#### EXERCISE DESCRIPTION
Give every entry again, word for word.

[Data records]
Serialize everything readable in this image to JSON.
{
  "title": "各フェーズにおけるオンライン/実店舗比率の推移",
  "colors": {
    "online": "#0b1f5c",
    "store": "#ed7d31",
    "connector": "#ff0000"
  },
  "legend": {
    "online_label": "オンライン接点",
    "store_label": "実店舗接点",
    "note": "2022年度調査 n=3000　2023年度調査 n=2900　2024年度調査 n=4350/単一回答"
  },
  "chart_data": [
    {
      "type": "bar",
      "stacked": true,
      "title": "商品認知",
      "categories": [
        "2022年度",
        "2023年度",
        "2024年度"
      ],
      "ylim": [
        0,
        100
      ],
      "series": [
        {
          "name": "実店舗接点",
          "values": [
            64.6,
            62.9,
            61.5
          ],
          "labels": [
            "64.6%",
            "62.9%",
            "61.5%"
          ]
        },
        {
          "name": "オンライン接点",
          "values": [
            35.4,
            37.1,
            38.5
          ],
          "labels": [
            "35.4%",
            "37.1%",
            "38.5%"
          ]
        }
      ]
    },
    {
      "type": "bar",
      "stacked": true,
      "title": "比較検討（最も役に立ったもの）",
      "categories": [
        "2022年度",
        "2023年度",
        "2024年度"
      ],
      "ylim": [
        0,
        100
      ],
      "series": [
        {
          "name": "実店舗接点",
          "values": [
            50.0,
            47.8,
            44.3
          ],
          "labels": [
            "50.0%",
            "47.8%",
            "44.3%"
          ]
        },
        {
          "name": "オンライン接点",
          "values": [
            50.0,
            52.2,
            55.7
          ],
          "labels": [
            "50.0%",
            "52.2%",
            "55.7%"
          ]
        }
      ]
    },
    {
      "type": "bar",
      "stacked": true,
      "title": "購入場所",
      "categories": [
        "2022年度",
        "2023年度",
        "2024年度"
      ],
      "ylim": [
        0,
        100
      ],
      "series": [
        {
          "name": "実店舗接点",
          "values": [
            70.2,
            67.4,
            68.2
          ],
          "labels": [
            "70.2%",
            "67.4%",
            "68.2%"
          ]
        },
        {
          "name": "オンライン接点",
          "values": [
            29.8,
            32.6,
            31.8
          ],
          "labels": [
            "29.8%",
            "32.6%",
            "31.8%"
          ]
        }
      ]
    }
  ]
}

#### EXPECTED ANSWER
Serialize everything readable in this image to JSON.
{
  "title": "各フェーズにおけるオンライン/実店舗比率の推移",
  "colors": {
    "online": "#0b1f5c",
    "store": "#ed7d31",
    "connector": "#ff0000"
  },
  "legend": {
    "online_label": "オンライン接点",
    "store_label": "実店舗接点",
    "note": "2022年度調査 n=3000　2023年度調査 n=2900　2024年度調査 n=4350/単一回答"
  },
  "chart_data": [
    {
      "type": "bar",
      "stacked": true,
      "title": "商品認知",
      "categories": [
        "2022年度",
        "2023年度",
        "2024年度"
      ],
      "ylim": [
        0,
        100
      ],
      "series": [
        {
          "name": "実店舗接点",
          "values": [
            64.6,
            62.9,
            61.5
          ],
          "labels": [
            "64.6%",
            "62.9%",
            "61.5%"
          ]
        },
        {
          "name": "オンライン接点",
          "values": [
            35.4,
            37.1,
            38.5
          ],
          "labels": [
            "35.4%",
            "37.1%",
            "38.5%"
          ]
        }
      ]
    },
    {
      "type": "bar",
      "stacked": true,
      "title": "比較検討（最も役に立ったもの）",
      "categories": [
        "2022年度",
        "2023年度",
        "2024年度"
      ],
      "ylim": [
        0,
        100
      ],
      "series": [
        {
          "name": "実店舗接点",
          "values": [
            50.0,
            47.8,
            44.3
          ],
          "labels": [
            "50.0%",
            "47.8%",
            "44.3%"
          ]
        },
        {
          "name": "オンライン接点",
          "values": [
            50.0,
            52.2,
            55.7
          ],
          "labels": [
            "50.0%",
            "52.2%",
            "55.7%"
          ]
        }
      ]
    },
    {
      "type": "bar",
      "stacked": true,
      "title": "購入場所",
      "categories": [
        "2022年度",
        "2023年度",
        "2024年度"
      ],
      "ylim": [
        0,
        100
      ],
      "series": [
        {
          "name": "実店舗接点",
          "values": [
            70.2,
            67.4,
            68.2
          ],
          "labels": [
            "70.2%",
            "67.4%",
            "68.2%"
          ]
        },
        {
          "name": "オンライン接点",
          "values": [
            29.8,
            32.6,
            31.8
          ],
          "labels": [
            "29.8%",
            "32.6%",
            "31.8%"
          ]
        }
      ]
    }
  ]
}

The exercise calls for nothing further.